• [TEXT TO READ]:
## Start

Azure Speech to Text Translations with multiple languages - speech-to-text

I'm fairly new to Azure's speech sdk so it's quite possible I'm missing something obvious so apologies if that's the case.
I've been working on a project where I want to translate an audio file/stream from one language to another. It works decently when they entire conversation is in one language (all Spanish) but it falls apart when I feed it a real conversations where there's English and Spanish. It tries to recognize the english words AS spanish words (so it'll transcribe something like 'I'm sorry' as mangled spanish).
From what I can tell, you can set multiple target languages (language to translated into) but only one speechRecognitionLanguage. That seems to imply that it can't handle conversations where there's multiple languages (like a phone call with a translator) or if speakers flip between languages. Is there a way to make it work with multiple languages or is that just something Microsoft hasn't quite gotten around to yet?
Here's the code I have right now (it's just a lightly modified version of the example on their github):
// pull in the required packages.
var sdk = require("microsoft-cognitiveservices-speech-sdk");
(function() {
"use strict";
module.exports = {
main: function(settings, audioStream) {
// now create the audio-config pointing to our stream and
// the speech config specifying the language.
var audioConfig = sdk.AudioConfig.fromStreamInput(audioStream);
var translationConfig = sdk.SpeechTranslationConfig.fromSubscription(settings.subscriptionKey, settings.serviceRegion);
// setting the recognition language.

## End

• [YOUR GOAL]:
Answer these questions about the thread on Azure speech translation:
(a) When the poster feeds in a conversation with both English and Spanish, what happens to the English words?
(b) The poster can set several target languages, but how many speechRecognitionLanguage values?
(c) What package does the code load with require?

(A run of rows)
## Start

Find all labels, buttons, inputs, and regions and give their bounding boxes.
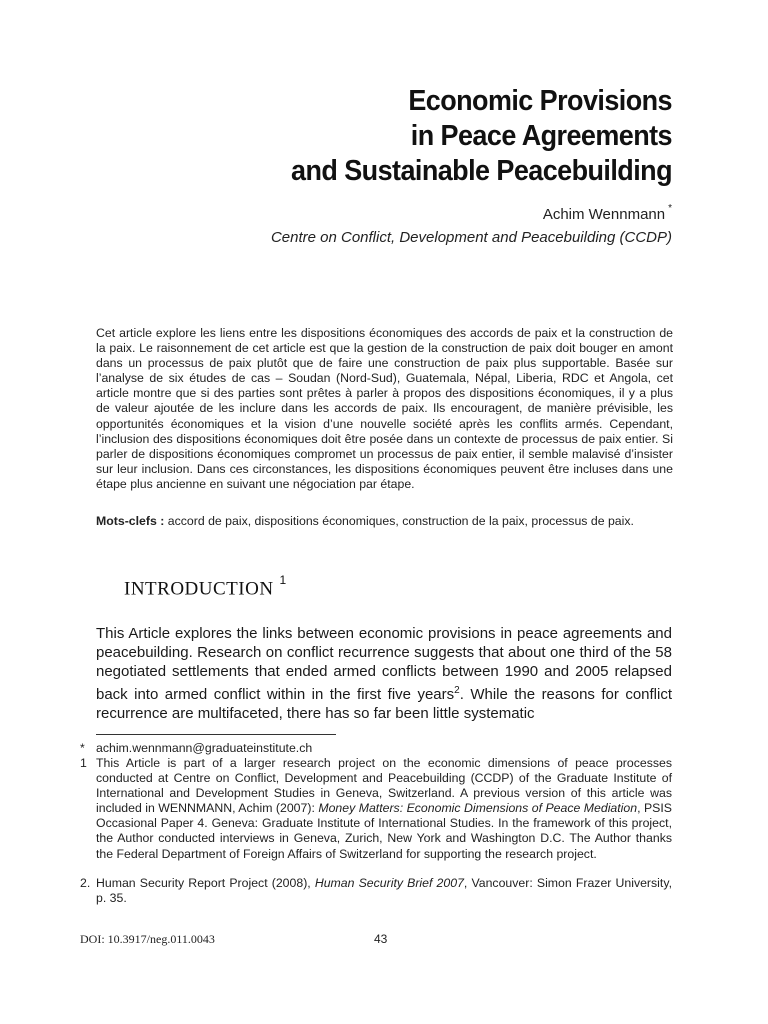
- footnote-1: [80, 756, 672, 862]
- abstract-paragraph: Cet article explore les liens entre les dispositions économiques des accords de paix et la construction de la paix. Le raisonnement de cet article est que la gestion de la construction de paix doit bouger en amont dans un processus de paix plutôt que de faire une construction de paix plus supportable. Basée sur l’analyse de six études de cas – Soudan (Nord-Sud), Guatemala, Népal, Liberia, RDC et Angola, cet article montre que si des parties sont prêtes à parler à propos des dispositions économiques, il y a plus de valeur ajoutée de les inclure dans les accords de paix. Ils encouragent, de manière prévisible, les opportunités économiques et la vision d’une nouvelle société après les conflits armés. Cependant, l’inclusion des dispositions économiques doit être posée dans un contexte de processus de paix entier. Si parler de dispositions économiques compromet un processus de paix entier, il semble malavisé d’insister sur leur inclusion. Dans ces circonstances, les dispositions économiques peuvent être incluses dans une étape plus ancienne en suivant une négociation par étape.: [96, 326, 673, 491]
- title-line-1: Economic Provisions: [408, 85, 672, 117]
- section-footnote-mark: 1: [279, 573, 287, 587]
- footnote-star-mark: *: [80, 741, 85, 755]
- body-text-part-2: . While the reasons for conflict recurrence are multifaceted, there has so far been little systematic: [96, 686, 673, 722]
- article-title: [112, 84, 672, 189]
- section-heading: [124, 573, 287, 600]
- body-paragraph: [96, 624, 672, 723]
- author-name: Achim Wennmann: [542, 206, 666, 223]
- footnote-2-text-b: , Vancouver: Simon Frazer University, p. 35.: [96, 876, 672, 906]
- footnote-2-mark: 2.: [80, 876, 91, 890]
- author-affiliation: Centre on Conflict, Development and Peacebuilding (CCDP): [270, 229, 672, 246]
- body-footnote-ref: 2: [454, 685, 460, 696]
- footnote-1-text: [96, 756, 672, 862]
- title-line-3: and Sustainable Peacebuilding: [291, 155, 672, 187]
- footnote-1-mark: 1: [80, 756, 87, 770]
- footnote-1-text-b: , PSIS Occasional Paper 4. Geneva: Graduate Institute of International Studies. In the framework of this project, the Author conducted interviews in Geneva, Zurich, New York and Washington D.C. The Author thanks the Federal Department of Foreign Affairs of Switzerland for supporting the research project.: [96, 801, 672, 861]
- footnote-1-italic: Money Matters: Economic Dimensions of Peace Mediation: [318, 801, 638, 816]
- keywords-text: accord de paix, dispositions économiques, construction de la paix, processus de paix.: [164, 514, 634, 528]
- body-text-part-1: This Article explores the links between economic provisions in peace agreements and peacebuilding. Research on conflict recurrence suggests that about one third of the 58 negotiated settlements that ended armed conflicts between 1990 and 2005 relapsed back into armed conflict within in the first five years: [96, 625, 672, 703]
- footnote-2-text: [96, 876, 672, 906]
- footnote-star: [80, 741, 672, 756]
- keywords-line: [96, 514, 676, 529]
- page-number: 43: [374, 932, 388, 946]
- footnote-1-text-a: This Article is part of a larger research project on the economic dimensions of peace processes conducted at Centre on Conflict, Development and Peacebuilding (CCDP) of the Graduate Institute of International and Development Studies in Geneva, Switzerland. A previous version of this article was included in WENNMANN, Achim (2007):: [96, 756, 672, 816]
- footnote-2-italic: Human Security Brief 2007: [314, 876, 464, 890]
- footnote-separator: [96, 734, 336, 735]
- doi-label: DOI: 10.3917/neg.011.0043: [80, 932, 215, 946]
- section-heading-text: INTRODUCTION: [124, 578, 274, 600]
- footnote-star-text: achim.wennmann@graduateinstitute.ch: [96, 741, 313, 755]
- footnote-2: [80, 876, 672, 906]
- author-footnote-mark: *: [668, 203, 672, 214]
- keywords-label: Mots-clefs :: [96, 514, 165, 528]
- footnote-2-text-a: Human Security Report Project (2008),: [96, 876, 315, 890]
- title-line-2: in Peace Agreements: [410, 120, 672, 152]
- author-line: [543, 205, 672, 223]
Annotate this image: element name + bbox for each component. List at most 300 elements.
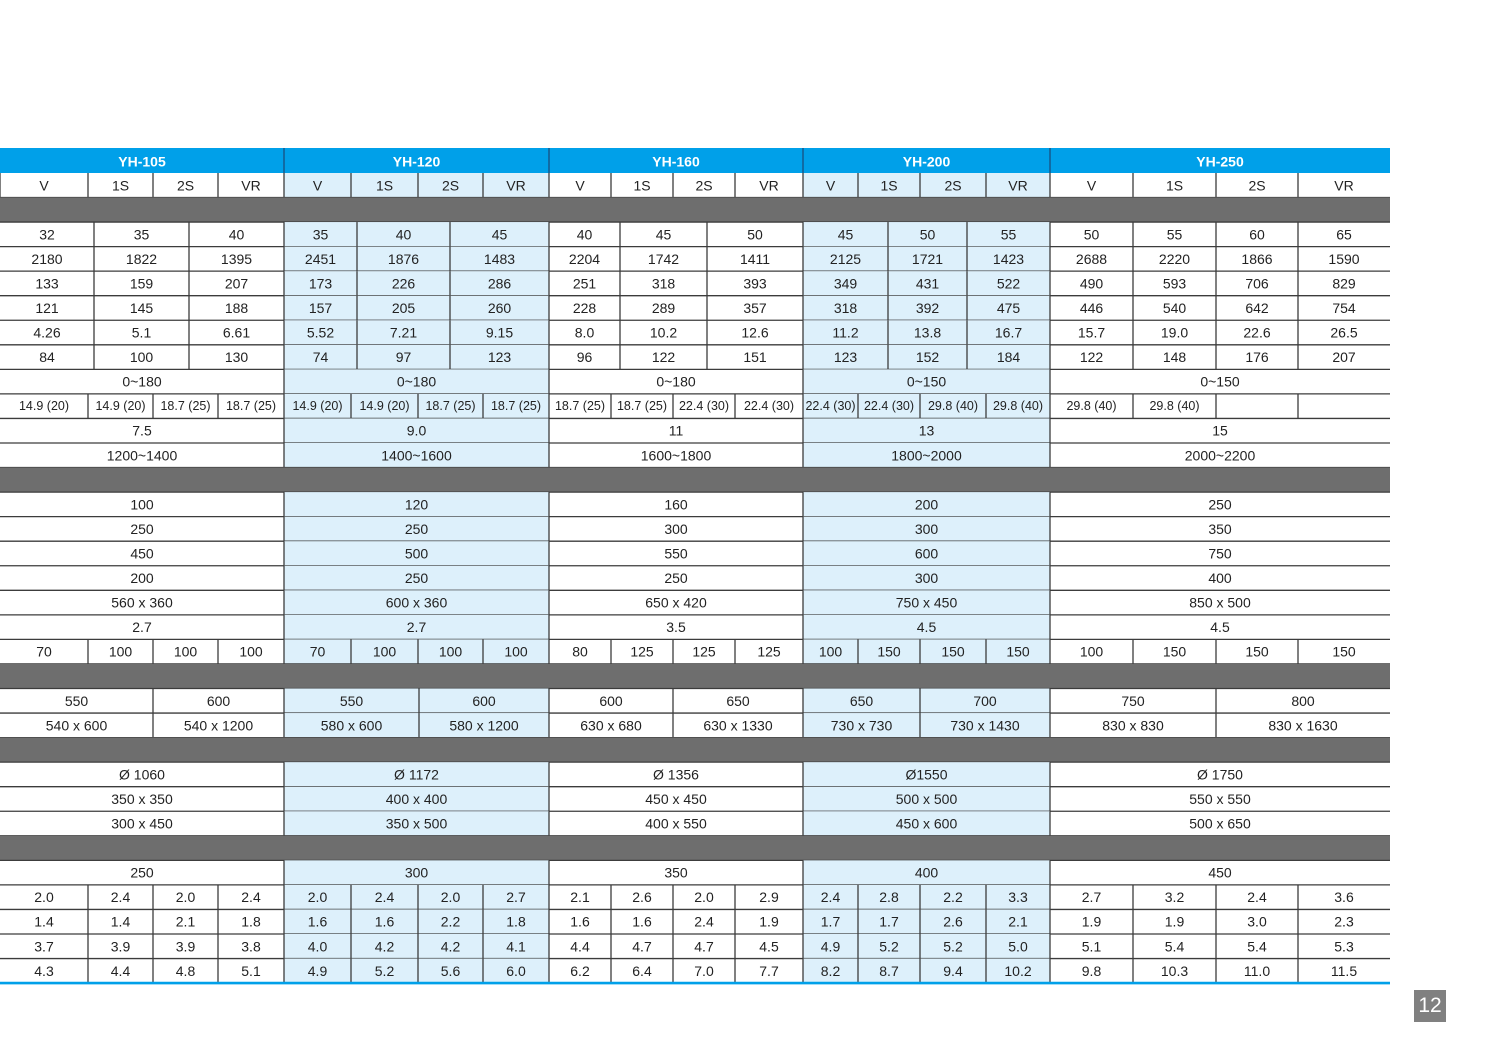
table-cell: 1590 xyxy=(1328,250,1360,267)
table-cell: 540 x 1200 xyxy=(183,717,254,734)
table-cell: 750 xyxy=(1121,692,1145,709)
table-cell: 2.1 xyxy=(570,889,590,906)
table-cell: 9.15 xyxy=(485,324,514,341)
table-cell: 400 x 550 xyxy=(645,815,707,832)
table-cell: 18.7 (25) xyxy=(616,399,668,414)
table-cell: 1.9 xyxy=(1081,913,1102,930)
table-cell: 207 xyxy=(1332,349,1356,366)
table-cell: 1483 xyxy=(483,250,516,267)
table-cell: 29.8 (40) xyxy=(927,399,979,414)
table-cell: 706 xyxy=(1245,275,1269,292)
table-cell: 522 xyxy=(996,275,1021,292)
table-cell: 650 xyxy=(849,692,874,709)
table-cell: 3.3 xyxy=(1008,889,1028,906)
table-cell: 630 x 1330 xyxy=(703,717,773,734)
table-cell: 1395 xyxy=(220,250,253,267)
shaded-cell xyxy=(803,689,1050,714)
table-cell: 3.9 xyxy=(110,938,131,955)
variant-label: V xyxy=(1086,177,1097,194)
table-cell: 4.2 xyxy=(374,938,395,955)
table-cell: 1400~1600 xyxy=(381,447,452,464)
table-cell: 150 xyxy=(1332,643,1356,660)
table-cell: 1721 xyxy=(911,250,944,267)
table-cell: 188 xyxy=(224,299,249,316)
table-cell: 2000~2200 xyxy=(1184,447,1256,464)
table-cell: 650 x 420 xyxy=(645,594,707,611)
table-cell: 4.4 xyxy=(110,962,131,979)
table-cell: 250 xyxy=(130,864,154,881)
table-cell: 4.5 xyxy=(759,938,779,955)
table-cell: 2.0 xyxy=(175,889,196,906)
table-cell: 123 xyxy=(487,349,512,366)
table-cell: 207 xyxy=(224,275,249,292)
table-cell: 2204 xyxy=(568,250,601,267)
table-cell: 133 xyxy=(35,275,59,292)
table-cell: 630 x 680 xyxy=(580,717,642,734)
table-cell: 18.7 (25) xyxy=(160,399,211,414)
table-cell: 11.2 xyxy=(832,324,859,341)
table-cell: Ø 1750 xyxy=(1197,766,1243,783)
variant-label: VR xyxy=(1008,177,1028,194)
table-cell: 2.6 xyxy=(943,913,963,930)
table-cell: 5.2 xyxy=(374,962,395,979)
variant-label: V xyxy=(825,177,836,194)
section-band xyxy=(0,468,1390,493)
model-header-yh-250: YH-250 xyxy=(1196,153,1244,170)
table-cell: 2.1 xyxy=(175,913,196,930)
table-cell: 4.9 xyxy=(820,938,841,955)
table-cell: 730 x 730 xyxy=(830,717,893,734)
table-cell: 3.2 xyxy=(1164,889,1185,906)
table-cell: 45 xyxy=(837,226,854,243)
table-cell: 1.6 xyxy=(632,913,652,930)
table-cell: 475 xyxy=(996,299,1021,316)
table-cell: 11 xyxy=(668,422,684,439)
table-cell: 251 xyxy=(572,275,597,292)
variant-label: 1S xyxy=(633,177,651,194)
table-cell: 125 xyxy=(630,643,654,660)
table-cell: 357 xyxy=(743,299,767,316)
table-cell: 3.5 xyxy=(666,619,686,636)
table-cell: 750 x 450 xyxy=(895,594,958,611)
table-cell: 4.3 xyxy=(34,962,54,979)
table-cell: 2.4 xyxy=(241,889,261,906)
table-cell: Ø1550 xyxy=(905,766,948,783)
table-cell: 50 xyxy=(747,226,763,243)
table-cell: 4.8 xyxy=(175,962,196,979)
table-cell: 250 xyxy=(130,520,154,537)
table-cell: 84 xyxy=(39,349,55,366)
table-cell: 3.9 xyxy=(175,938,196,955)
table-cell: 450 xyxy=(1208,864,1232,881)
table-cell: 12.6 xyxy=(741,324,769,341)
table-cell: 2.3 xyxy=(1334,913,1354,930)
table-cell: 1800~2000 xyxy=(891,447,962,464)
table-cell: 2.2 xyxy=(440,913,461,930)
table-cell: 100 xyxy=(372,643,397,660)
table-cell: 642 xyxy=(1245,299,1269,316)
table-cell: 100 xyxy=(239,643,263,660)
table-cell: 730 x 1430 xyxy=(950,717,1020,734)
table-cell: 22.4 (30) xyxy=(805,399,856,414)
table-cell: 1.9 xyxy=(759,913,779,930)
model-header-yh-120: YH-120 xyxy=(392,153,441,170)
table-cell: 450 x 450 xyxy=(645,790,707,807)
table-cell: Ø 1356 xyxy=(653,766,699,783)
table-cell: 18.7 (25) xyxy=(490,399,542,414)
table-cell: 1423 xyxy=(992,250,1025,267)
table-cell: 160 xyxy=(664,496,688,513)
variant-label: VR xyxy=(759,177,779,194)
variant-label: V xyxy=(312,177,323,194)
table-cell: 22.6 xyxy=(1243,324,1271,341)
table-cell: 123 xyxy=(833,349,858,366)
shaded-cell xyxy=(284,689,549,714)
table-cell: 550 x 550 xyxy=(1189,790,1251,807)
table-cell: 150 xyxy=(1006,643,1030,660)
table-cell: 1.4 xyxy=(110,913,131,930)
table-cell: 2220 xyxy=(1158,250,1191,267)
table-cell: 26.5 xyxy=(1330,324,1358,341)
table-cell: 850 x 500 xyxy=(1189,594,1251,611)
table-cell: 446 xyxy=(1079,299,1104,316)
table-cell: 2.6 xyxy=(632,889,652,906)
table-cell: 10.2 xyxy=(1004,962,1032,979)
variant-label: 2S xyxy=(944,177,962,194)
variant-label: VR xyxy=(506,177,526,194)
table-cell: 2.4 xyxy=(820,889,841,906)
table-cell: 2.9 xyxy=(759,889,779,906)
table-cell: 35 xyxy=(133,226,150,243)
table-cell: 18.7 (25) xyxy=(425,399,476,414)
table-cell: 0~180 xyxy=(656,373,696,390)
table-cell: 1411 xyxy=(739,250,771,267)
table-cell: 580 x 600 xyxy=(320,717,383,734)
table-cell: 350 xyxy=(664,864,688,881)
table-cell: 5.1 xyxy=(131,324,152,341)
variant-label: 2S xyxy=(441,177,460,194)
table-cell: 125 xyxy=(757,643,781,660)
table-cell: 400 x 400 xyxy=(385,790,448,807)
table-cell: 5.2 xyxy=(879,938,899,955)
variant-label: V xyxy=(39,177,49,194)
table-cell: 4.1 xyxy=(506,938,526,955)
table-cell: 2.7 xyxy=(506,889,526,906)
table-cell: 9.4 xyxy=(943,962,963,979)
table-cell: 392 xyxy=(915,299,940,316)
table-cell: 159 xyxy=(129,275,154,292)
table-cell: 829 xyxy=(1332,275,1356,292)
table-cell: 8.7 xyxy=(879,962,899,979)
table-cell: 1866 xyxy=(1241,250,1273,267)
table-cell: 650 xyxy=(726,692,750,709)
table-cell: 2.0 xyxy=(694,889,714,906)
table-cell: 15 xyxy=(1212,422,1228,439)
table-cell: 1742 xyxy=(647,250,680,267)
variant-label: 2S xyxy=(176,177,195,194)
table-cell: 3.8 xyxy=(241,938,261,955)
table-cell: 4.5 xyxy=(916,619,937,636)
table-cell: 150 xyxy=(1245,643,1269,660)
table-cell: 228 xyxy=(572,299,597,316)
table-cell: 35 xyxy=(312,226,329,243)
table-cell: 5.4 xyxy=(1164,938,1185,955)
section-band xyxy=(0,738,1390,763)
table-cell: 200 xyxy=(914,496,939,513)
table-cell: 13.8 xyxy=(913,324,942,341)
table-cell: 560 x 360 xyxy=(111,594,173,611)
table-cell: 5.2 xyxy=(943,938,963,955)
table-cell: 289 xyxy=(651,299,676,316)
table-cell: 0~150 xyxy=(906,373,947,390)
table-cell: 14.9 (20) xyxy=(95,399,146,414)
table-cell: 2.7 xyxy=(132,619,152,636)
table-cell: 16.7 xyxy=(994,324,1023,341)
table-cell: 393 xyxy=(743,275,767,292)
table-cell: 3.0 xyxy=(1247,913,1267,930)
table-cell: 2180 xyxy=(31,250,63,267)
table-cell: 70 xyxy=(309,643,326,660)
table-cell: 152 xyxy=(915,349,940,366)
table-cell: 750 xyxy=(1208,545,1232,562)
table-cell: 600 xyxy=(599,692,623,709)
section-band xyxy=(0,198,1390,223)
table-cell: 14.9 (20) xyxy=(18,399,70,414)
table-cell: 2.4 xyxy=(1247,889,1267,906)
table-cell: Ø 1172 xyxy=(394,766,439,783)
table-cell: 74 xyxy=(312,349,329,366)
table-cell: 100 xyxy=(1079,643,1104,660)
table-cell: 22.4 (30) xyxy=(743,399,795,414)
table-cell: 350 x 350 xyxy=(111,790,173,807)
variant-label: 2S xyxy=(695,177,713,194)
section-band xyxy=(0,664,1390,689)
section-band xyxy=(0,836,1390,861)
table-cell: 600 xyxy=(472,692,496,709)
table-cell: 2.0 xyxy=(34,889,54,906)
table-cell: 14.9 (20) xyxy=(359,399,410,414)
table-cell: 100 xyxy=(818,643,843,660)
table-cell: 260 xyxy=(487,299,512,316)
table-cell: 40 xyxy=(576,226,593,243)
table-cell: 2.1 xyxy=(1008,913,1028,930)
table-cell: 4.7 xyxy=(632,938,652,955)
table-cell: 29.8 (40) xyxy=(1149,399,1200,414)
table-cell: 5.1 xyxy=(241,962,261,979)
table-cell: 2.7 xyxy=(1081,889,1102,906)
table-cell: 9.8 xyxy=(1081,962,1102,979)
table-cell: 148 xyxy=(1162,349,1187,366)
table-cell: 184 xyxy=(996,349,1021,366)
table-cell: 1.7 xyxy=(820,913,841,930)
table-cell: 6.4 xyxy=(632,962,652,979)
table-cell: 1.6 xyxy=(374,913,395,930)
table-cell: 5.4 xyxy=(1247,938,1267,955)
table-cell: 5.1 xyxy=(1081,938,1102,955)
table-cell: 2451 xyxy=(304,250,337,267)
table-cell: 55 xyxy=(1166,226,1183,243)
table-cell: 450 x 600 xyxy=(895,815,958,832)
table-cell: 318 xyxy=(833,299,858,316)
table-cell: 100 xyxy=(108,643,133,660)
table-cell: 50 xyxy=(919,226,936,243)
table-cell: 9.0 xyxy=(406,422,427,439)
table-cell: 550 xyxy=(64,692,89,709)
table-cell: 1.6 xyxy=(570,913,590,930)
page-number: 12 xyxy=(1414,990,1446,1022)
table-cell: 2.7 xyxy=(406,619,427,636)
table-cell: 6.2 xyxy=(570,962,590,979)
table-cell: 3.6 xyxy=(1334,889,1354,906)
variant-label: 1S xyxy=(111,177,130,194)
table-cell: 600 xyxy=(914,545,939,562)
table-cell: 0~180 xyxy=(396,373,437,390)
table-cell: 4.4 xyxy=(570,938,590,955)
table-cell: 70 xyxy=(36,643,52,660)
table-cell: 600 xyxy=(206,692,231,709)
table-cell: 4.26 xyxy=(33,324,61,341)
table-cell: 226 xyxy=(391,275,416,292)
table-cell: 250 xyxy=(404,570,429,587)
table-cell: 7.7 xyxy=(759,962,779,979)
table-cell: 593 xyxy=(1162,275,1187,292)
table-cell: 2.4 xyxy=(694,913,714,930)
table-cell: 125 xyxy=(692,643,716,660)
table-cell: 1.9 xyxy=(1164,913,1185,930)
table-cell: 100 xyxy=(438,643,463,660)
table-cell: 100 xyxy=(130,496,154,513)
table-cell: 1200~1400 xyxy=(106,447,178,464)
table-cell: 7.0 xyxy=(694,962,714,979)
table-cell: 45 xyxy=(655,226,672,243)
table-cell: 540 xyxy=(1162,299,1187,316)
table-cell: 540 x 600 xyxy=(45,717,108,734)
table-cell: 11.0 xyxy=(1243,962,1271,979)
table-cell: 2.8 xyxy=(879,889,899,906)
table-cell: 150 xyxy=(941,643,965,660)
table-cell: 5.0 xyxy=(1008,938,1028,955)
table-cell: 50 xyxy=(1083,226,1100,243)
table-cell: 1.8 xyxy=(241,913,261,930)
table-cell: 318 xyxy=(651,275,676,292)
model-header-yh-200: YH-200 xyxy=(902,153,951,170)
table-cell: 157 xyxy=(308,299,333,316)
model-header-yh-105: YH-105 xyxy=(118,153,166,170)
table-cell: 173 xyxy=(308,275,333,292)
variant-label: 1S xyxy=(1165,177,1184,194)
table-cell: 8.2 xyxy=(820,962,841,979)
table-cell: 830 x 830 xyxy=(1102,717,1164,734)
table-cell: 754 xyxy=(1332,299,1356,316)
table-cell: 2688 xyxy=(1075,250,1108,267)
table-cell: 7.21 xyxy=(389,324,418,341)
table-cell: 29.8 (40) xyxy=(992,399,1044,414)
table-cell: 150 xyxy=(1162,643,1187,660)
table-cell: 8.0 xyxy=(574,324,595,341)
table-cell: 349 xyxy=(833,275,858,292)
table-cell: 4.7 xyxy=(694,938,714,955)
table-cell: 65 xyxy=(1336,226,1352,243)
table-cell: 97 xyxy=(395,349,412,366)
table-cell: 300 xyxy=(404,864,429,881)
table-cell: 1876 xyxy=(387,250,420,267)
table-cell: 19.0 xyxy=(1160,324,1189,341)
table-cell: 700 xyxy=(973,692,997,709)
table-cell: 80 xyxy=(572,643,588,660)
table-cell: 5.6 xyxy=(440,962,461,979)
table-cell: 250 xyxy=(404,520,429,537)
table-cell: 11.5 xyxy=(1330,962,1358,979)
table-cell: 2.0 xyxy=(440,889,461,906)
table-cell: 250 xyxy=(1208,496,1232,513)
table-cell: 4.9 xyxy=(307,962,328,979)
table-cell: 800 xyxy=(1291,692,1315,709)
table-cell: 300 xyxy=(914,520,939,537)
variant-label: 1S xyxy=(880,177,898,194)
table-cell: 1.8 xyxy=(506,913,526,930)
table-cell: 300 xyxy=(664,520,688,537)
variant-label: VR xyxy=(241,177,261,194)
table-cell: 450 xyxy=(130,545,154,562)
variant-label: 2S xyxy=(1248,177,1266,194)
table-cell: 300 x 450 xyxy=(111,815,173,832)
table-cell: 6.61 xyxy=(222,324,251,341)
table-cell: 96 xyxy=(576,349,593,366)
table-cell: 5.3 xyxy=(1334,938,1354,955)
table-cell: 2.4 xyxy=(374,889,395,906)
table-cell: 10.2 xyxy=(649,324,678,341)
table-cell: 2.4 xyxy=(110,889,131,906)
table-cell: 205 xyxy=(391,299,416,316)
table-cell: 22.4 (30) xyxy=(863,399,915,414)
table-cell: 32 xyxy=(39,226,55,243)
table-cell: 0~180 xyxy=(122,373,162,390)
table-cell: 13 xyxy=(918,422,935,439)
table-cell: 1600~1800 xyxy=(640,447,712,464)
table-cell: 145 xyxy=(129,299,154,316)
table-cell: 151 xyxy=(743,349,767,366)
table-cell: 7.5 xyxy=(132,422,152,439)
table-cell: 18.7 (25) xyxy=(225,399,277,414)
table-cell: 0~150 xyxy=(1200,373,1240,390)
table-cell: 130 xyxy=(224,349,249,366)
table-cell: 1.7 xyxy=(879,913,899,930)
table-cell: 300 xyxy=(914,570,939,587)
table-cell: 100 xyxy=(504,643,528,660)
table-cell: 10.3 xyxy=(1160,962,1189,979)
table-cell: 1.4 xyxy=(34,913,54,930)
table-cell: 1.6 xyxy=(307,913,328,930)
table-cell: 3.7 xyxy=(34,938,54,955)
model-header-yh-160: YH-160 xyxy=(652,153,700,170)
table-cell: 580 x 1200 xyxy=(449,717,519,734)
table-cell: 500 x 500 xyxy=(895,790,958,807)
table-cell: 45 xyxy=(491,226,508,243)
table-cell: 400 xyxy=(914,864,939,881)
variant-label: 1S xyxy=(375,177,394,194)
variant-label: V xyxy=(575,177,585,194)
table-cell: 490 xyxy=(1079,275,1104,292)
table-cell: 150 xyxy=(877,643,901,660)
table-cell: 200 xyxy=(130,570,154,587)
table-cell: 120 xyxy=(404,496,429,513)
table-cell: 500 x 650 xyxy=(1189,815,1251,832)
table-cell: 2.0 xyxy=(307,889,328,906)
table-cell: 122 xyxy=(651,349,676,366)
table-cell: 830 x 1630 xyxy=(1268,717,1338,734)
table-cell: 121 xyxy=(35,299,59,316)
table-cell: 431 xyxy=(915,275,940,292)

## End

• [OUTPUT FOR THIS EXERCISE]:
(a) They are recognized as Spanish words, so a phrase like "I'm sorry" is transcribed as mangled Spanish.
(b) Only one.
(c) "microsoft-cognitiveservices-speech-sdk"